What to produce: Copy the full set of lines exactly as given.

[Recorded data]
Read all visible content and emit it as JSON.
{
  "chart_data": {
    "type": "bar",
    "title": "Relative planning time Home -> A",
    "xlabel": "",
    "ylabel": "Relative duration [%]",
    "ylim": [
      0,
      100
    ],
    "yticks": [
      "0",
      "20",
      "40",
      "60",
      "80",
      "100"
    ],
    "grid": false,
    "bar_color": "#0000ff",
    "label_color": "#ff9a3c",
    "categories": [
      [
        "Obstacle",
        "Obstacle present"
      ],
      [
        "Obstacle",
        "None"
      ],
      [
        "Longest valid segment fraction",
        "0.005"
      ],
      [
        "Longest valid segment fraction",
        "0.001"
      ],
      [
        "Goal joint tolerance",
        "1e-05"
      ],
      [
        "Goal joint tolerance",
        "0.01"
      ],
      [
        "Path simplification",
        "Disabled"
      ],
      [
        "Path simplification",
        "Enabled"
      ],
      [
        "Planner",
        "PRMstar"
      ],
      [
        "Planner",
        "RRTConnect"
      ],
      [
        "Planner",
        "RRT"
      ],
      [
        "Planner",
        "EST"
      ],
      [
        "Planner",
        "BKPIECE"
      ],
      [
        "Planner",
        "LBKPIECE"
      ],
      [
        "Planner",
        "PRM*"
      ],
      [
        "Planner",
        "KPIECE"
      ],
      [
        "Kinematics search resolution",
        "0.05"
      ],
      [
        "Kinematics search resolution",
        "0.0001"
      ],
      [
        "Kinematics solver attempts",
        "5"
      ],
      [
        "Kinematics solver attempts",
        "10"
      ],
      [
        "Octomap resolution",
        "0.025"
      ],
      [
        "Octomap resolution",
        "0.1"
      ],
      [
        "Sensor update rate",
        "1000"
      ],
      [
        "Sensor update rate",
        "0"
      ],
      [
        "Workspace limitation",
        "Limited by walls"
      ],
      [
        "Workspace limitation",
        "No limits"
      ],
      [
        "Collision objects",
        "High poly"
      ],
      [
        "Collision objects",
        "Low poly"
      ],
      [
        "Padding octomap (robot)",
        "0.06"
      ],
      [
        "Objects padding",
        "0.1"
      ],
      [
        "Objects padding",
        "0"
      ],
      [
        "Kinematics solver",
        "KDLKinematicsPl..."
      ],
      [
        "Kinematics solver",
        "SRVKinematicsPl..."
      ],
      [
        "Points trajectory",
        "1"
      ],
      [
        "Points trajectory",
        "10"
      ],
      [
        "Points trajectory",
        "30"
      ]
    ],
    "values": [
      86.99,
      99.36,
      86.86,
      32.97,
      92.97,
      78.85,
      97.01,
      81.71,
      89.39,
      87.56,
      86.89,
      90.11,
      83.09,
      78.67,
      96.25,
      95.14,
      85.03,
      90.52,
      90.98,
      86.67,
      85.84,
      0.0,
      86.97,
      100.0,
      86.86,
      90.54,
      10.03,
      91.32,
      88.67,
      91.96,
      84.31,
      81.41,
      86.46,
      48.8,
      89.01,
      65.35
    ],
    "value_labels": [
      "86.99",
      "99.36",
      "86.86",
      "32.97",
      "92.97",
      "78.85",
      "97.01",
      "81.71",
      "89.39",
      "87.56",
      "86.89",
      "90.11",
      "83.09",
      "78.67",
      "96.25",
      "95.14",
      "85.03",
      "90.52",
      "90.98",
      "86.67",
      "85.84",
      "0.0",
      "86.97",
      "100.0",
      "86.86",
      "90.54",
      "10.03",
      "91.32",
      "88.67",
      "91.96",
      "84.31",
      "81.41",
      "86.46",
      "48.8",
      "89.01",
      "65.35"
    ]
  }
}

Response to this task:
Read all visible content and emit it as JSON.
{
  "chart_data": {
    "type": "bar",
    "title": "Relative planning time Home -> A",
    "xlabel": "",
    "ylabel": "Relative duration [%]",
    "ylim": [
      0,
      100
    ],
    "yticks": [
      "0",
      "20",
      "40",
      "60",
      "80",
      "100"
    ],
    "grid": false,
    "bar_color": "#0000ff",
    "label_color": "#ff9a3c",
    "categories": [
      [
        "Obstacle",
        "Obstacle present"
      ],
      [
        "Obstacle",
        "None"
      ],
      [
        "Longest valid segment fraction",
        "0.005"
      ],
      [
        "Longest valid segment fraction",
        "0.001"
      ],
      [
        "Goal joint tolerance",
        "1e-05"
      ],
      [
        "Goal joint tolerance",
        "0.01"
      ],
      [
        "Path simplification",
        "Disabled"
      ],
      [
        "Path simplification",
        "Enabled"
      ],
      [
        "Planner",
        "PRMstar"
      ],
      [
        "Planner",
        "RRTConnect"
      ],
      [
        "Planner",
        "RRT"
      ],
      [
        "Planner",
        "EST"
      ],
      [
        "Planner",
        "BKPIECE"
      ],
      [
        "Planner",
        "LBKPIECE"
      ],
      [
        "Planner",
        "PRM*"
      ],
      [
        "Planner",
        "KPIECE"
      ],
      [
        "Kinematics search resolution",
        "0.05"
      ],
      [
        "Kinematics search resolution",
        "0.0001"
      ],
      [
        "Kinematics solver attempts",
        "5"
      ],
      [
        "Kinematics solver attempts",
        "10"
      ],
      [
        "Octomap resolution",
        "0.025"
      ],
      [
        "Octomap resolution",
        "0.1"
      ],
      [
        "Sensor update rate",
        "1000"
      ],
      [
        "Sensor update rate",
        "0"
      ],
      [
        "Workspace limitation",
        "Limited by walls"
      ],
      [
        "Workspace limitation",
        "No limits"
      ],
      [
        "Collision objects",
        "High poly"
      ],
      [
        "Collision objects",
        "Low poly"
      ],
      [
        "Padding octomap (robot)",
        "0.06"
      ],
      [
        "Objects padding",
        "0.1"
      ],
      [
        "Objects padding",
        "0"
      ],
      [
        "Kinematics solver",
        "KDLKinematicsPl..."
      ],
      [
        "Kinematics solver",
        "SRVKinematicsPl..."
      ],
      [
        "Points trajectory",
        "1"
      ],
      [
        "Points trajectory",
        "10"
      ],
      [
        "Points trajectory",
        "30"
      ]
    ],
    "values": [
      86.99,
      99.36,
      86.86,
      32.97,
      92.97,
      78.85,
      97.01,
      81.71,
      89.39,
      87.56,
      86.89,
      90.11,
      83.09,
      78.67,
      96.25,
      95.14,
      85.03,
      90.52,
      90.98,
      86.67,
      85.84,
      0.0,
      86.97,
      100.0,
      86.86,
      90.54,
      10.03,
      91.32,
      88.67,
      91.96,
      84.31,
      81.41,
      86.46,
      48.8,
      89.01,
      65.35
    ],
    "value_labels": [
      "86.99",
      "99.36",
      "86.86",
      "32.97",
      "92.97",
      "78.85",
      "97.01",
      "81.71",
      "89.39",
      "87.56",
      "86.89",
      "90.11",
      "83.09",
      "78.67",
      "96.25",
      "95.14",
      "85.03",
      "90.52",
      "90.98",
      "86.67",
      "85.84",
      "0.0",
      "86.97",
      "100.0",
      "86.86",
      "90.54",
      "10.03",
      "91.32",
      "88.67",
      "91.96",
      "84.31",
      "81.41",
      "86.46",
      "48.8",
      "89.01",
      "65.35"
    ]
  }
}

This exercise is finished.